Start of Information supplied

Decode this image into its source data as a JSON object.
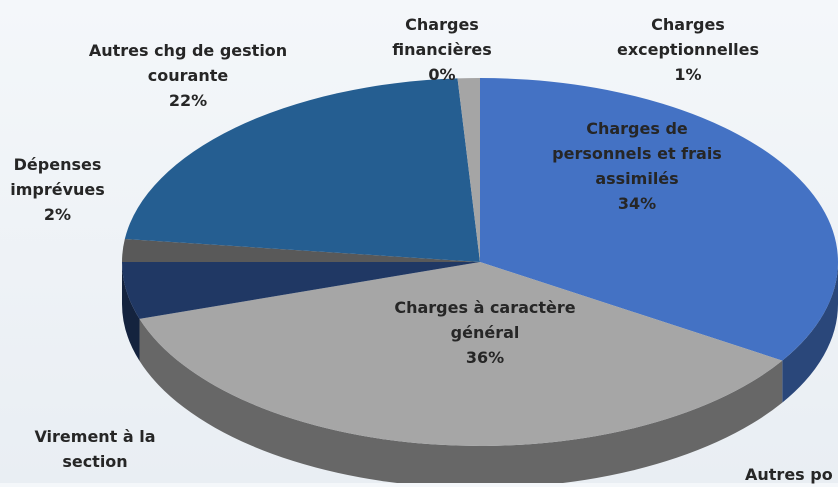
{
  "chart_data": {
    "type": "pie3d",
    "categories": [
      "Charges de personnels et frais assimilés",
      "Autres po",
      "Charges à caractère général",
      "Virement à la section",
      "Dépenses imprévues",
      "Autres chg de gestion courante",
      "Charges financières",
      "Charges exceptionnelles"
    ],
    "values": [
      34,
      0,
      36,
      5,
      2,
      22,
      0,
      1
    ],
    "value_labels": [
      "34%",
      null,
      "36%",
      null,
      "2%",
      "22%",
      "0%",
      "1%"
    ],
    "colors": [
      "#4472c4",
      "#8faadc",
      "#a6a6a6",
      "#203864",
      "#595959",
      "#255e91",
      "#ffffff",
      "#a5a5a5"
    ]
  }
}
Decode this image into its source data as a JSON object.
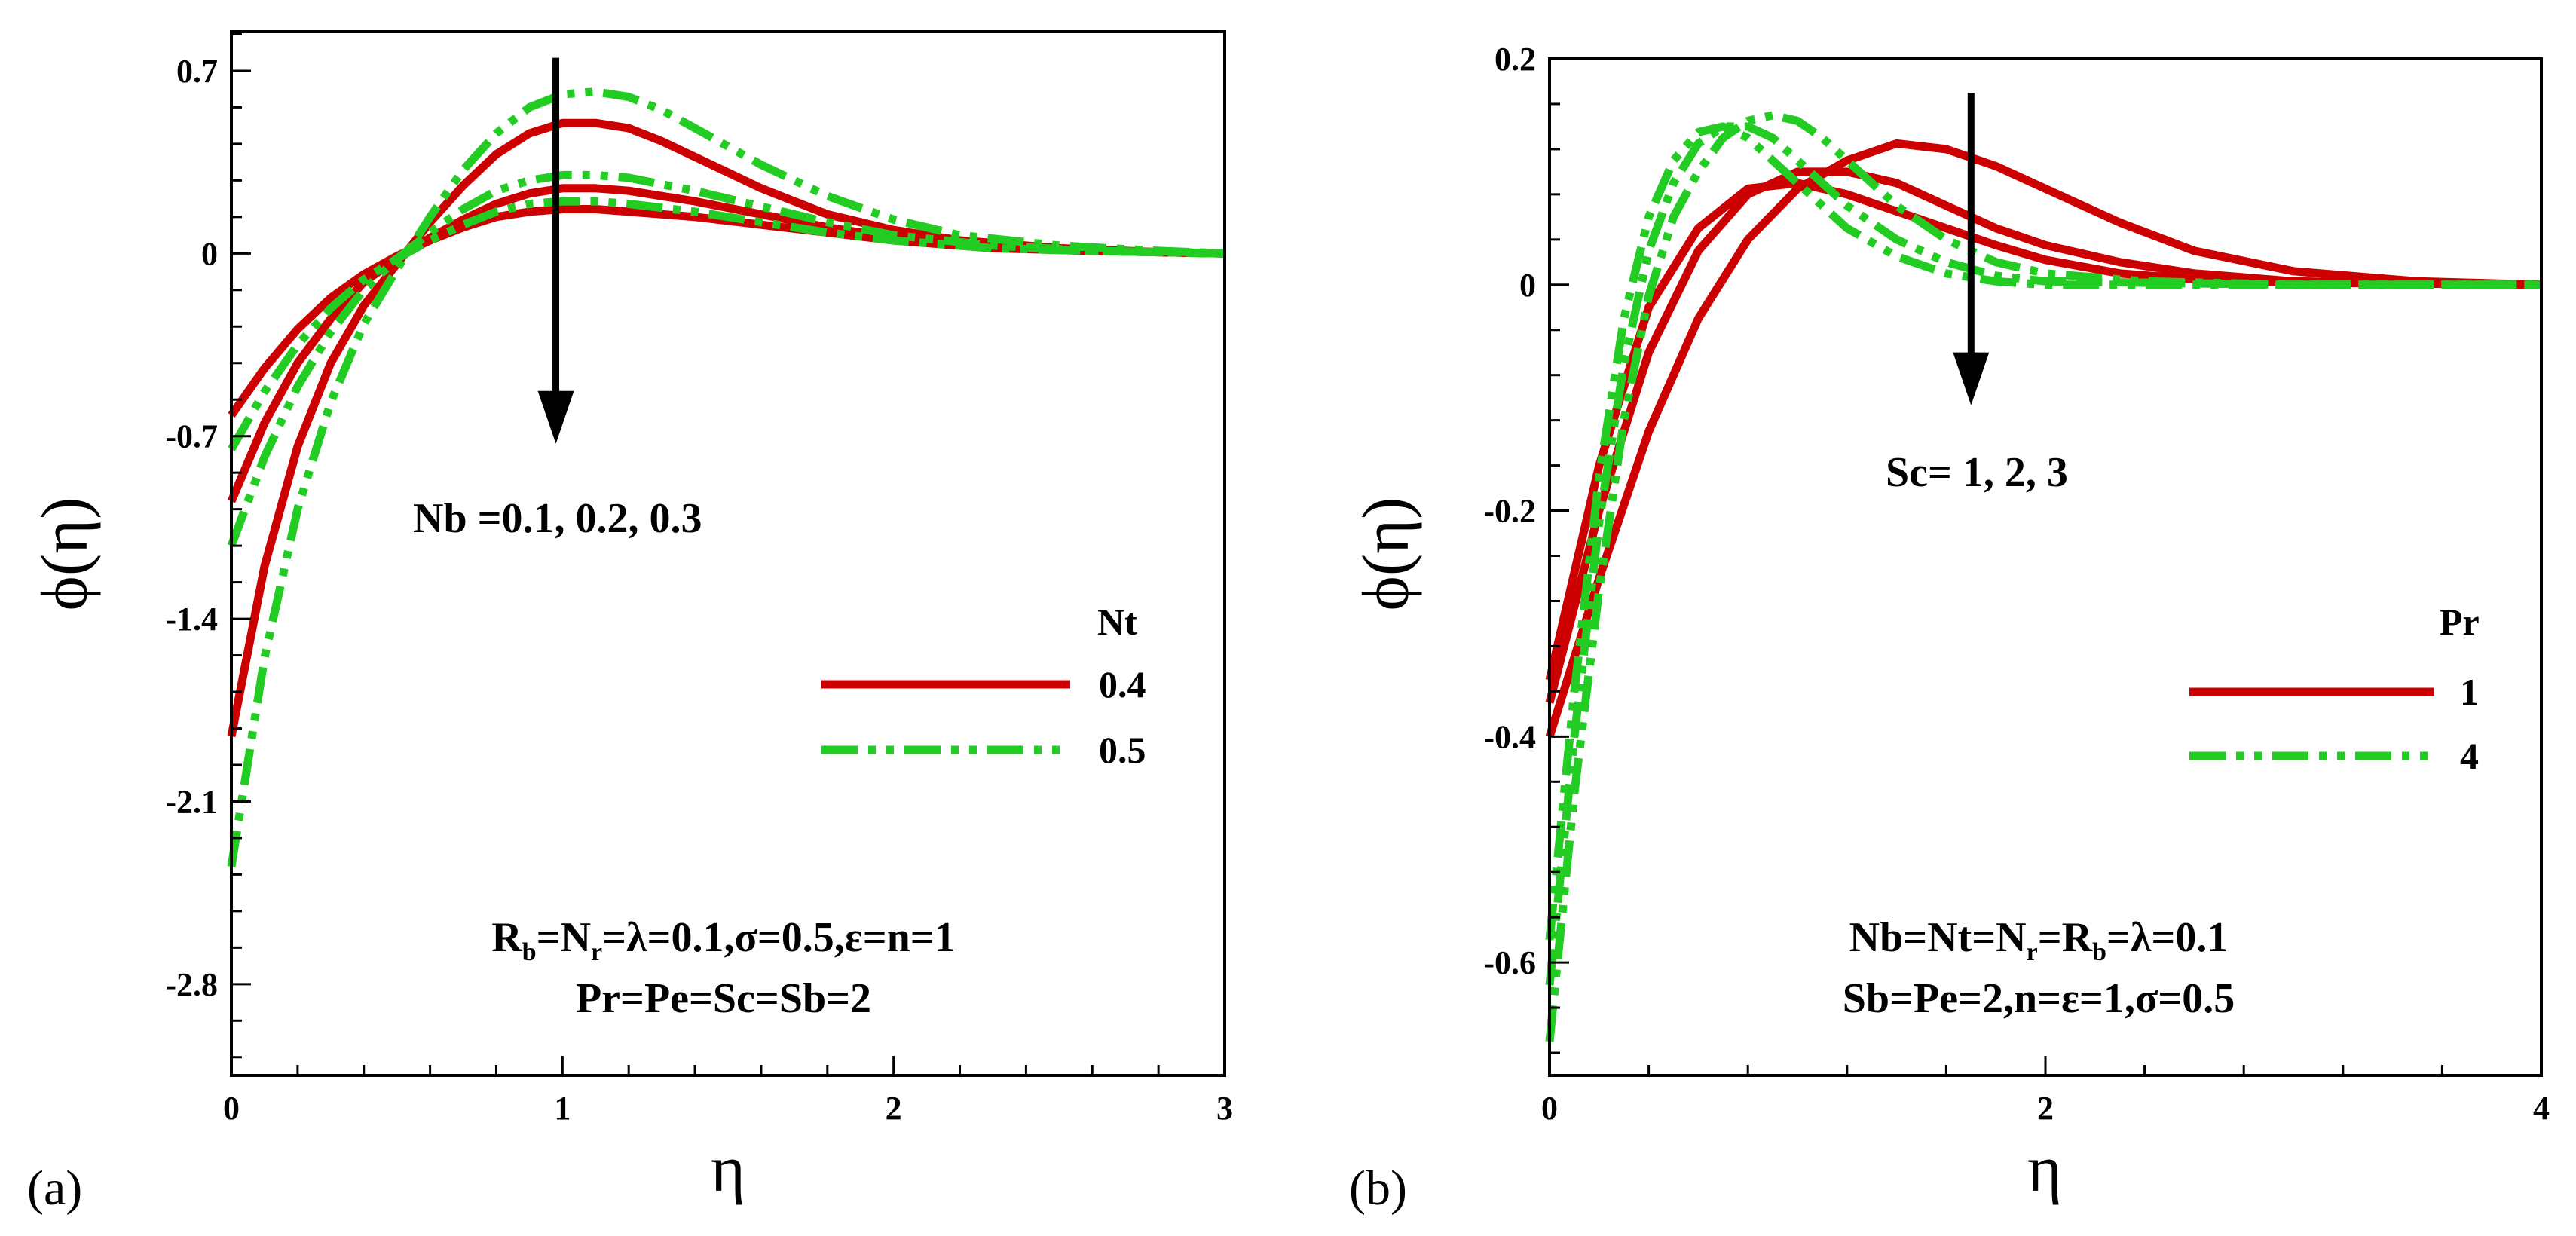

End of Information supplied

*Given request*
Take each line containing the string "Charges" and copy it out.

*Output of the exercise*
      "Charges de personnels et frais assimilés",
      "Charges à caractère général",
      "Charges financières",
      "Charges exceptionnelles"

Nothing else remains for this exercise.